===== DATASET ENTRIES =====

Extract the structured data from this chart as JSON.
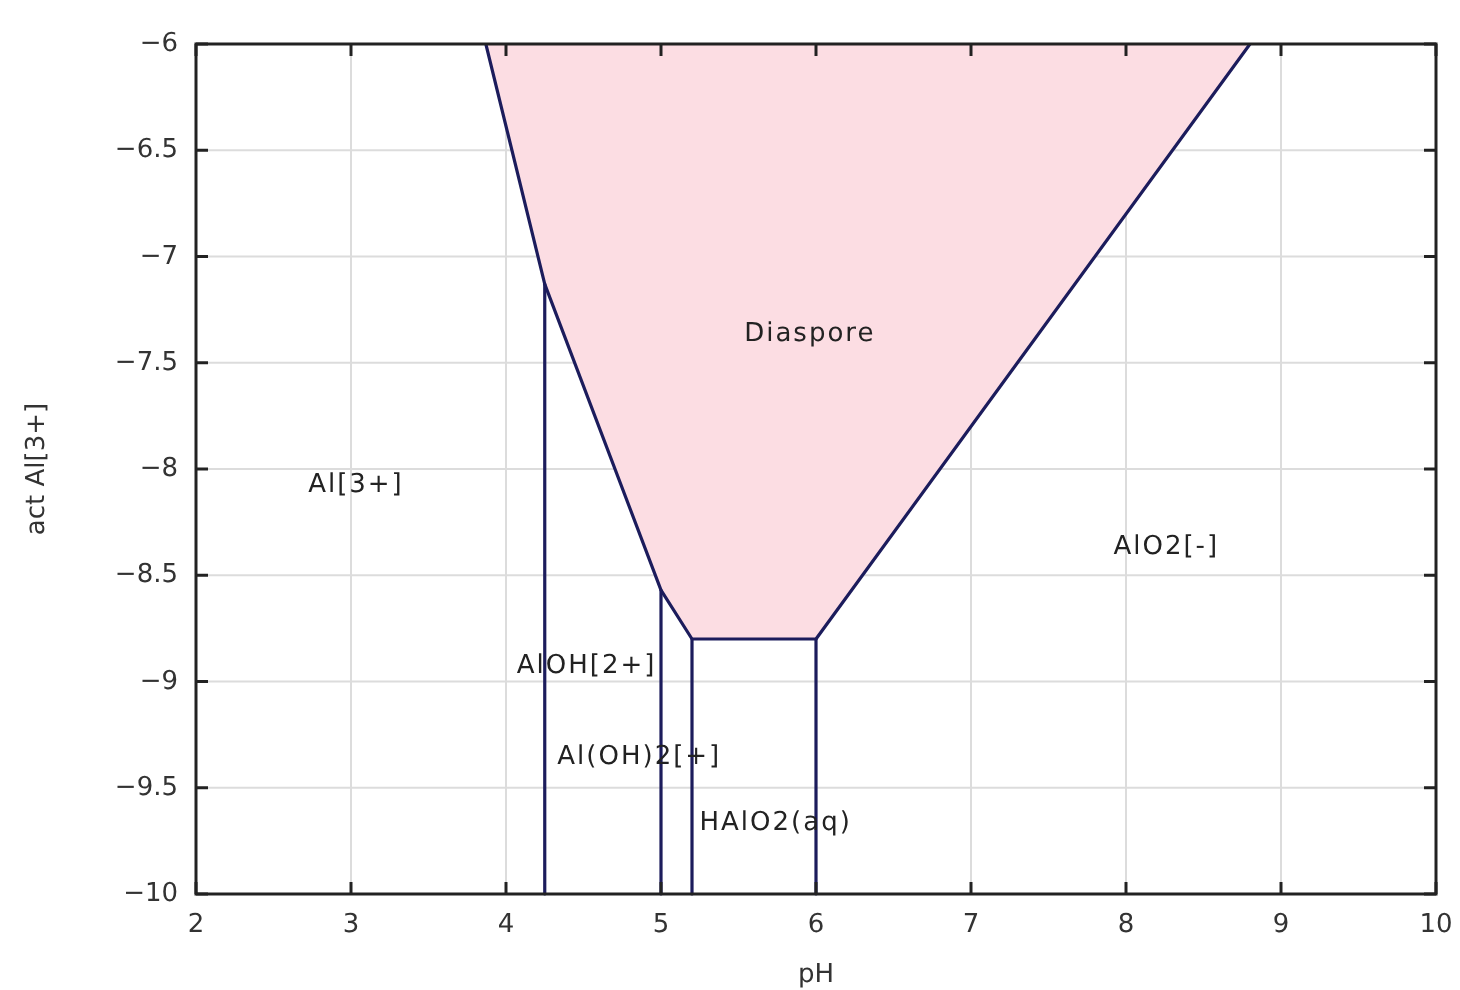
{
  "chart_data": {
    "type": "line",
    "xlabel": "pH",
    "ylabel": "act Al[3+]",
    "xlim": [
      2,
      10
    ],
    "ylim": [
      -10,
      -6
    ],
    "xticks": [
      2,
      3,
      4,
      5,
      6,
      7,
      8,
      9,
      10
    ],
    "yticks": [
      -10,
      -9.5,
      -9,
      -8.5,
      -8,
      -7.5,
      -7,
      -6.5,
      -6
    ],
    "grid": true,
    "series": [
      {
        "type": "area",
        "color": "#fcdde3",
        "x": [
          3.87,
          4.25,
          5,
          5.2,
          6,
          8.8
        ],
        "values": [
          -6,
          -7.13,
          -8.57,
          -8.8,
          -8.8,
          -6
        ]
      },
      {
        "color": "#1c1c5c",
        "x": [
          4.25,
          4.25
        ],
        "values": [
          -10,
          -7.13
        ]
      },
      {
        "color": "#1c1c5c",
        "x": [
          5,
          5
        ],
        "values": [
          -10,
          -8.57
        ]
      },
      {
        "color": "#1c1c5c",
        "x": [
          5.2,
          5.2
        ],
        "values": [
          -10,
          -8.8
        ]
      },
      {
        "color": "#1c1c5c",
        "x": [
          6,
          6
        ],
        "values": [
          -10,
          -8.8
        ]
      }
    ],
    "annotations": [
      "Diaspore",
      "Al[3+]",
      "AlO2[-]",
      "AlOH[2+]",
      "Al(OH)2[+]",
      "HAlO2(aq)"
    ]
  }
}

=====
===== DATASET ENTRIES =====

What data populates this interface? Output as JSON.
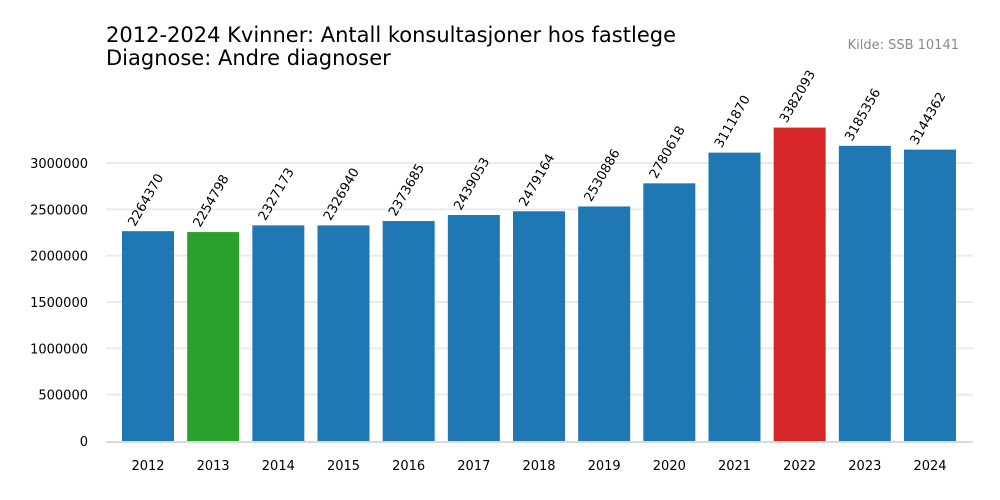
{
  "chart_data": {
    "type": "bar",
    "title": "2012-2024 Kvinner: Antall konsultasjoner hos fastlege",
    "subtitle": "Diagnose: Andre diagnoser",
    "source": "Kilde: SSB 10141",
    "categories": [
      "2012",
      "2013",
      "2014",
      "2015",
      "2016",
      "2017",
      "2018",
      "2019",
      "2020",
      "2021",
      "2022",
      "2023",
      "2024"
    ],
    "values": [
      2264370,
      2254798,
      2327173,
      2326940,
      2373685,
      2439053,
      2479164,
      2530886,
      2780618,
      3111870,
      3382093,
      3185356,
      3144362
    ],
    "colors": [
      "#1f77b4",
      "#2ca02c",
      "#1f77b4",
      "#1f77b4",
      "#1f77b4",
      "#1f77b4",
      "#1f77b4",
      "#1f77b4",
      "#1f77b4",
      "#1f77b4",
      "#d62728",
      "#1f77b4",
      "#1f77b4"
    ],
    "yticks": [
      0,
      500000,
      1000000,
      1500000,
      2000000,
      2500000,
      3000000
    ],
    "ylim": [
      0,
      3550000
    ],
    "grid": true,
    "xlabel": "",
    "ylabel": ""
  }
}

=====
===== DATASET ENTRIES =====

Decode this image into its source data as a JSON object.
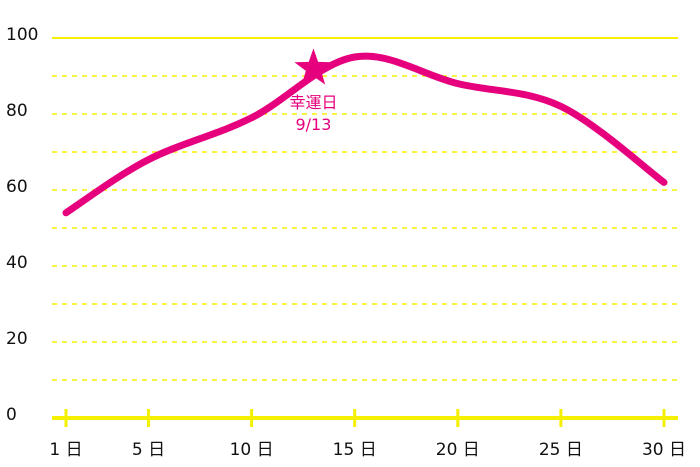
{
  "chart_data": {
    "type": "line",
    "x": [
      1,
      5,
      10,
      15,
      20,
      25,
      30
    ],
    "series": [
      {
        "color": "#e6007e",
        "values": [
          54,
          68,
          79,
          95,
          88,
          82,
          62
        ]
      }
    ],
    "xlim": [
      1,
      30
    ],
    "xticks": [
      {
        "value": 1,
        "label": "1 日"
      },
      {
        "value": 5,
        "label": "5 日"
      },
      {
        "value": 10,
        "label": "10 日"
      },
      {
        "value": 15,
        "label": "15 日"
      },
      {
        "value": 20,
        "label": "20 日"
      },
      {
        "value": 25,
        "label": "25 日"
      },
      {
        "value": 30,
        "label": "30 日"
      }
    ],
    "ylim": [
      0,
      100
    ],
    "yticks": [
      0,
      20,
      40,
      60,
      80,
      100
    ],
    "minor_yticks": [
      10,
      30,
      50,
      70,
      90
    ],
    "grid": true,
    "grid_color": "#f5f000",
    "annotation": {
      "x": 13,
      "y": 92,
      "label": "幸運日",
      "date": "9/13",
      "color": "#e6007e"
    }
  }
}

=====

Which lines contain the word "source"? Copy each of them.

> [THE REPLY]:
    "source": "Kilde: SSB 10141",
Decode this image into its source data as a JSON object.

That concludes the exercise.